_WHAT TO WORK ON_. Copy out all lines that hold "true".

## Begin DATASET CONTENT

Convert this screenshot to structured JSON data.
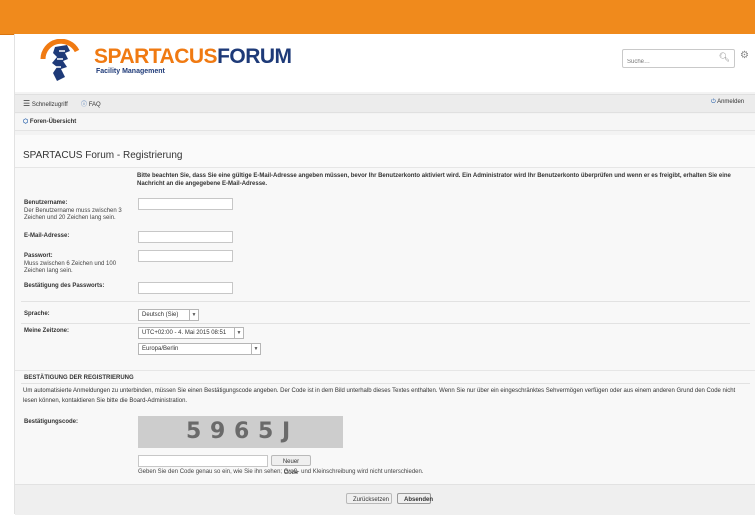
{
  "header": {
    "brand_primary": "SPARTACUS",
    "brand_secondary": "FORUM",
    "tagline": "Facility Management",
    "search_placeholder": "Suche…"
  },
  "nav": {
    "quicklinks": "Schnellzugriff",
    "faq": "FAQ",
    "login": "Anmelden"
  },
  "breadcrumb": {
    "home": "Foren-Übersicht"
  },
  "page": {
    "title": "SPARTACUS Forum - Registrierung"
  },
  "form": {
    "notice": "Bitte beachten Sie, dass Sie eine gültige E-Mail-Adresse angeben müssen, bevor Ihr Benutzerkonto aktiviert wird. Ein Administrator wird Ihr Benutzerkonto überprüfen und wenn er es freigibt, erhalten Sie eine Nachricht an die angegebene E-Mail-Adresse.",
    "username_label": "Benutzername:",
    "username_hint": "Der Benutzername muss zwischen 3 Zeichen und 20 Zeichen lang sein.",
    "email_label": "E-Mail-Adresse:",
    "password_label": "Passwort:",
    "password_hint": "Muss zwischen 6 Zeichen und 100 Zeichen lang sein.",
    "confirm_label": "Bestätigung des Passworts:",
    "language_label": "Sprache:",
    "language_value": "Deutsch (Sie)",
    "timezone_label": "Meine Zeitzone:",
    "timezone_value": "UTC+02:00 - 4. Mai 2015 08:51",
    "region_value": "Europa/Berlin"
  },
  "captcha": {
    "section_title": "BESTÄTIGUNG DER REGISTRIERUNG",
    "description": "Um automatisierte Anmeldungen zu unterbinden, müssen Sie einen Bestätigungscode angeben. Der Code ist in dem Bild unterhalb dieses Textes enthalten. Wenn Sie nur über ein eingeschränktes Sehvermögen verfügen oder aus einem anderen Grund den Code nicht lesen können, kontaktieren Sie bitte die Board-Administration.",
    "code_label": "Bestätigungscode:",
    "code_chars": [
      "5",
      "9",
      "6",
      "5",
      "J"
    ],
    "new_code_button": "Neuer Code",
    "instruction": "Geben Sie den Code genau so ein, wie Sie ihn sehen; Groß- und Kleinschreibung wird nicht unterschieden."
  },
  "actions": {
    "reset": "Zurücksetzen",
    "submit": "Absenden"
  },
  "colors": {
    "topbar": "#f08a1c",
    "brand_orange": "#f07a12",
    "brand_blue": "#1e3a78",
    "link_blue": "#1e5aa8"
  }
}
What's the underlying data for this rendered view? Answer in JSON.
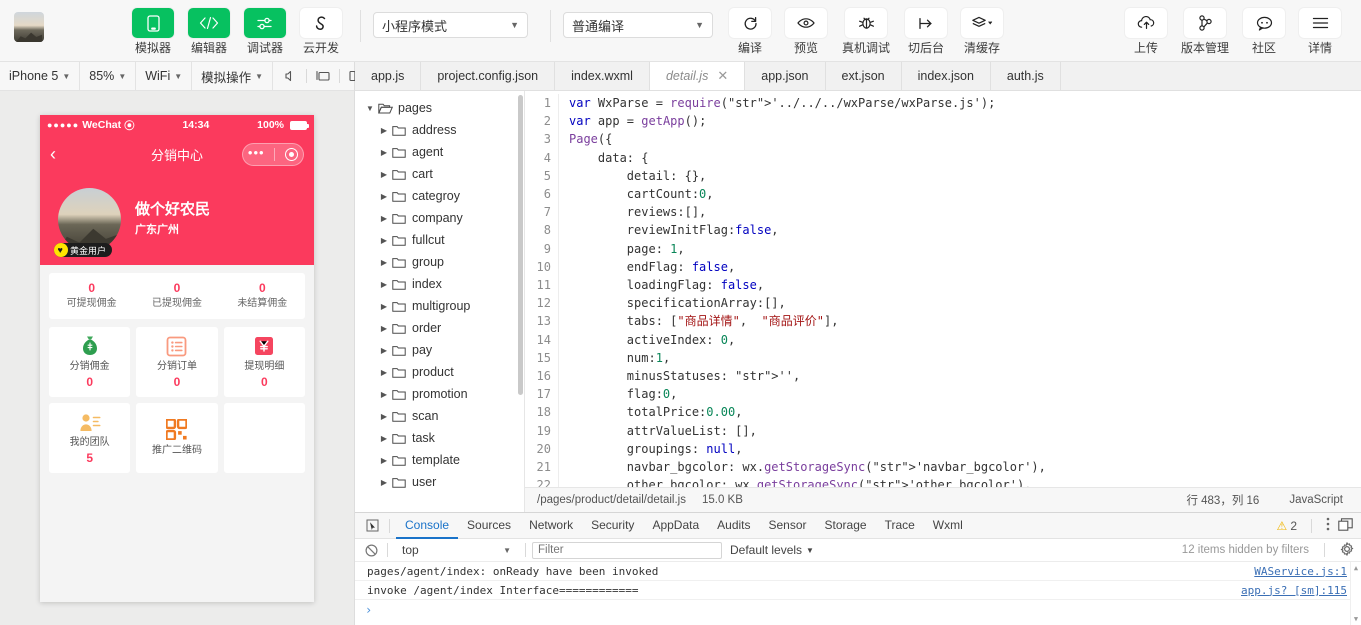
{
  "toolbar": {
    "items": [
      {
        "label": "模拟器",
        "icon": "phone-icon",
        "green": true
      },
      {
        "label": "编辑器",
        "icon": "code-icon",
        "green": true
      },
      {
        "label": "调试器",
        "icon": "sliders-icon",
        "green": true
      },
      {
        "label": "云开发",
        "icon": "cloud-dev-icon",
        "green": false
      }
    ],
    "mode_select": "小程序模式",
    "compile_select": "普通编译",
    "actions": [
      {
        "label": "编译",
        "icon": "refresh-icon"
      },
      {
        "label": "预览",
        "icon": "eye-icon"
      },
      {
        "label": "真机调试",
        "icon": "bug-icon"
      },
      {
        "label": "切后台",
        "icon": "background-icon"
      },
      {
        "label": "清缓存",
        "icon": "layers-icon",
        "caret": true
      }
    ],
    "right_actions": [
      {
        "label": "上传",
        "icon": "upload-cloud-icon"
      },
      {
        "label": "版本管理",
        "icon": "branch-icon"
      },
      {
        "label": "社区",
        "icon": "chat-icon"
      },
      {
        "label": "详情",
        "icon": "menu-icon"
      }
    ]
  },
  "simulator": {
    "toolbar": {
      "device": "iPhone 5",
      "zoom": "85%",
      "network": "WiFi",
      "operation": "模拟操作",
      "icons": [
        "volume-icon",
        "screen-icon",
        "rotate-icon",
        "plus-icon",
        "search-icon",
        "more-icon",
        "list-settings-icon"
      ]
    },
    "phone": {
      "carrier": "WeChat",
      "time": "14:34",
      "battery": "100%",
      "nav_title": "分销中心",
      "user_name": "做个好农民",
      "user_location": "广东广州",
      "vip_badge": "黄金用户",
      "stats": [
        {
          "value": "0",
          "label": "可提现佣金"
        },
        {
          "value": "0",
          "label": "已提现佣金"
        },
        {
          "value": "0",
          "label": "未结算佣金"
        }
      ],
      "grid": [
        {
          "label": "分销佣金",
          "value": "0",
          "icon": "money-bag-icon"
        },
        {
          "label": "分销订单",
          "value": "0",
          "icon": "order-list-icon"
        },
        {
          "label": "提现明细",
          "value": "0",
          "icon": "yuan-icon"
        },
        {
          "label": "我的团队",
          "value": "5",
          "icon": "team-icon"
        },
        {
          "label": "推广二维码",
          "value": "",
          "icon": "qrcode-icon"
        },
        {
          "label": "",
          "value": "",
          "icon": ""
        }
      ]
    }
  },
  "editor": {
    "tabs": [
      {
        "label": "app.js",
        "active": false,
        "closable": false
      },
      {
        "label": "project.config.json",
        "active": false,
        "closable": false
      },
      {
        "label": "index.wxml",
        "active": false,
        "closable": false
      },
      {
        "label": "detail.js",
        "active": true,
        "closable": true
      },
      {
        "label": "app.json",
        "active": false,
        "closable": false
      },
      {
        "label": "ext.json",
        "active": false,
        "closable": false
      },
      {
        "label": "index.json",
        "active": false,
        "closable": false
      },
      {
        "label": "auth.js",
        "active": false,
        "closable": false
      }
    ],
    "tree": [
      {
        "label": "pages",
        "depth": 0,
        "expanded": true
      },
      {
        "label": "address",
        "depth": 1,
        "expanded": false
      },
      {
        "label": "agent",
        "depth": 1,
        "expanded": false
      },
      {
        "label": "cart",
        "depth": 1,
        "expanded": false
      },
      {
        "label": "categroy",
        "depth": 1,
        "expanded": false
      },
      {
        "label": "company",
        "depth": 1,
        "expanded": false
      },
      {
        "label": "fullcut",
        "depth": 1,
        "expanded": false
      },
      {
        "label": "group",
        "depth": 1,
        "expanded": false
      },
      {
        "label": "index",
        "depth": 1,
        "expanded": false
      },
      {
        "label": "multigroup",
        "depth": 1,
        "expanded": false
      },
      {
        "label": "order",
        "depth": 1,
        "expanded": false
      },
      {
        "label": "pay",
        "depth": 1,
        "expanded": false
      },
      {
        "label": "product",
        "depth": 1,
        "expanded": false
      },
      {
        "label": "promotion",
        "depth": 1,
        "expanded": false
      },
      {
        "label": "scan",
        "depth": 1,
        "expanded": false
      },
      {
        "label": "task",
        "depth": 1,
        "expanded": false
      },
      {
        "label": "template",
        "depth": 1,
        "expanded": false
      },
      {
        "label": "user",
        "depth": 1,
        "expanded": false
      }
    ],
    "code_lines": [
      "var WxParse = require('../../../wxParse/wxParse.js');",
      "var app = getApp();",
      "Page({",
      "    data: {",
      "        detail: {},",
      "        cartCount:0,",
      "        reviews:[],",
      "        reviewInitFlag:false,",
      "        page: 1,",
      "        endFlag: false,",
      "        loadingFlag: false,",
      "        specificationArray:[],",
      "        tabs: [\"商品详情\",  \"商品评价\"],",
      "        activeIndex: 0,",
      "        num:1,",
      "        minusStatuses: '',",
      "        flag:0,",
      "        totalPrice:0.00,",
      "        attrValueList: [],",
      "        groupings: null,",
      "        navbar_bgcolor: wx.getStorageSync('navbar_bgcolor'),",
      "        other_bgcolor: wx.getStorageSync('other_bgcolor'),"
    ],
    "first_line_number": 1,
    "status": {
      "path": "/pages/product/detail/detail.js",
      "size": "15.0 KB",
      "position": "行 483，列 16",
      "language": "JavaScript"
    }
  },
  "console": {
    "tabs": [
      {
        "label": "Console",
        "active": true
      },
      {
        "label": "Sources",
        "active": false
      },
      {
        "label": "Network",
        "active": false
      },
      {
        "label": "Security",
        "active": false
      },
      {
        "label": "AppData",
        "active": false
      },
      {
        "label": "Audits",
        "active": false
      },
      {
        "label": "Sensor",
        "active": false
      },
      {
        "label": "Storage",
        "active": false
      },
      {
        "label": "Trace",
        "active": false
      },
      {
        "label": "Wxml",
        "active": false
      }
    ],
    "warning_count": "2",
    "context": "top",
    "filter_placeholder": "Filter",
    "filter_value": "",
    "levels": "Default levels",
    "hidden_items": "12 items hidden by filters",
    "logs": [
      {
        "text": "pages/agent/index: onReady have been invoked",
        "source": "WAService.js:1"
      },
      {
        "text": "invoke /agent/index Interface============",
        "source": "app.js? [sm]:115"
      }
    ],
    "prompt": "›"
  },
  "colors": {
    "wechat_green": "#07c160",
    "accent_pink": "#fb3a5d",
    "console_active": "#1a73c9"
  }
}
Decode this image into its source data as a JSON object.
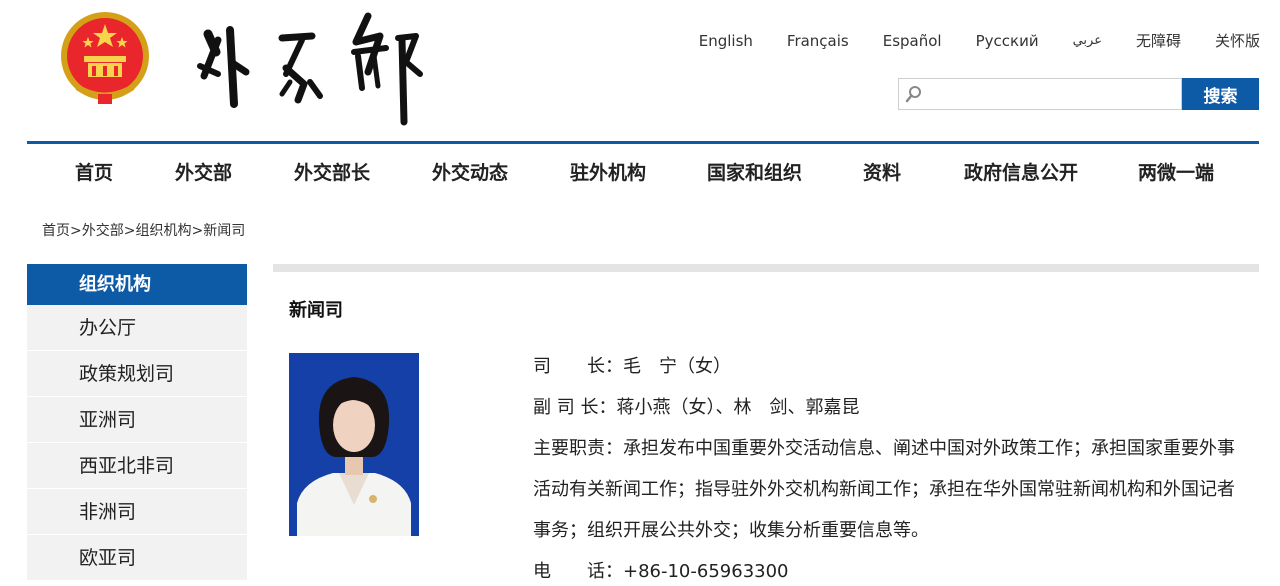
{
  "header": {
    "languages": [
      "English",
      "Français",
      "Español",
      "Русский",
      "عربي",
      "无障碍",
      "关怀版"
    ],
    "search": {
      "placeholder": "",
      "button_label": "搜索"
    }
  },
  "nav": [
    "首页",
    "外交部",
    "外交部长",
    "外交动态",
    "驻外机构",
    "国家和组织",
    "资料",
    "政府信息公开",
    "两微一端"
  ],
  "breadcrumb": "首页>外交部>组织机构>新闻司",
  "sidebar": {
    "title": "组织机构",
    "items": [
      "办公厅",
      "政策规划司",
      "亚洲司",
      "西亚北非司",
      "非洲司",
      "欧亚司"
    ]
  },
  "content": {
    "title": "新闻司",
    "director_label": "司　　长：",
    "director_value": "毛　宁（女）",
    "deputy_label": "副 司 长：",
    "deputy_value": "蒋小燕（女）、林　剑、郭嘉昆",
    "duties_label": "主要职责：",
    "duties_value": "承担发布中国重要外交活动信息、阐述中国对外政策工作；承担国家重要外事活动有关新闻工作；指导驻外外交机构新闻工作；承担在华外国常驻新闻机构和外国记者事务；组织开展公共外交；收集分析重要信息等。",
    "phone_label": "电　　话：",
    "phone_value": "+86-10-65963300"
  },
  "colors": {
    "brand_blue": "#0d5aa7",
    "sidebar_bg": "#f2f2f2"
  }
}
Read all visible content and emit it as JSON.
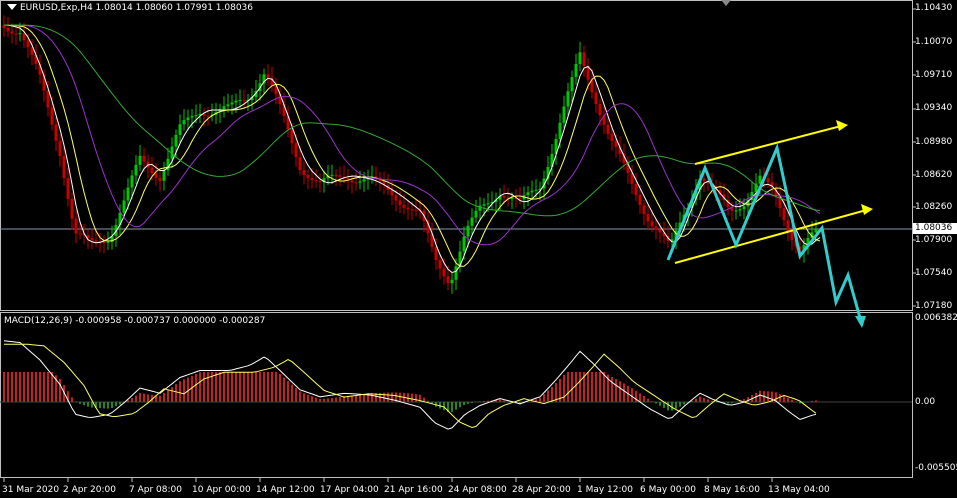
{
  "header": {
    "symbol_info": "EURUSD,Exp,H4  1.08014 1.08060 1.07991 1.08036"
  },
  "macd": {
    "info": "MACD(12,26,9) -0.000958 -0.000737 0.000000 -0.000287"
  },
  "price_scale": {
    "labels": [
      "1.10430",
      "1.10070",
      "1.09710",
      "1.09340",
      "1.08980",
      "1.08620",
      "1.08260",
      "1.07900",
      "1.07540",
      "1.07180"
    ],
    "current": "1.08036"
  },
  "macd_scale": {
    "labels": [
      "0.006382",
      "0.00",
      "-0.005505"
    ]
  },
  "time_scale": {
    "labels": [
      "31 Mar 2020",
      "2 Apr 20:00",
      "7 Apr 08:00",
      "10 Apr 00:00",
      "14 Apr 12:00",
      "17 Apr 04:00",
      "21 Apr 16:00",
      "24 Apr 08:00",
      "28 Apr 20:00",
      "1 May 12:00",
      "6 May 00:00",
      "8 May 16:00",
      "13 May 04:00"
    ]
  },
  "colors": {
    "background": "#000000",
    "bull_candle": "#00c800",
    "bear_candle": "#c80000",
    "ma_white": "#ffffff",
    "ma_yellow": "#ffff66",
    "ma_purple": "#9933cc",
    "ma_green": "#33aa33",
    "trend_arrow": "#ffff00",
    "zigzag": "#33cccc",
    "macd_hist_pos": "#c82020",
    "macd_hist_neg": "#228822",
    "grid_axis": "#c0c0c0"
  }
}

## End DATASET CONTENT

_RESPONSE TO THE TASK_.
        "green": true
        "green": true
        "green": true
        "caret": true
        "active": true,
        "closable": true
        "expanded": true
        "active": true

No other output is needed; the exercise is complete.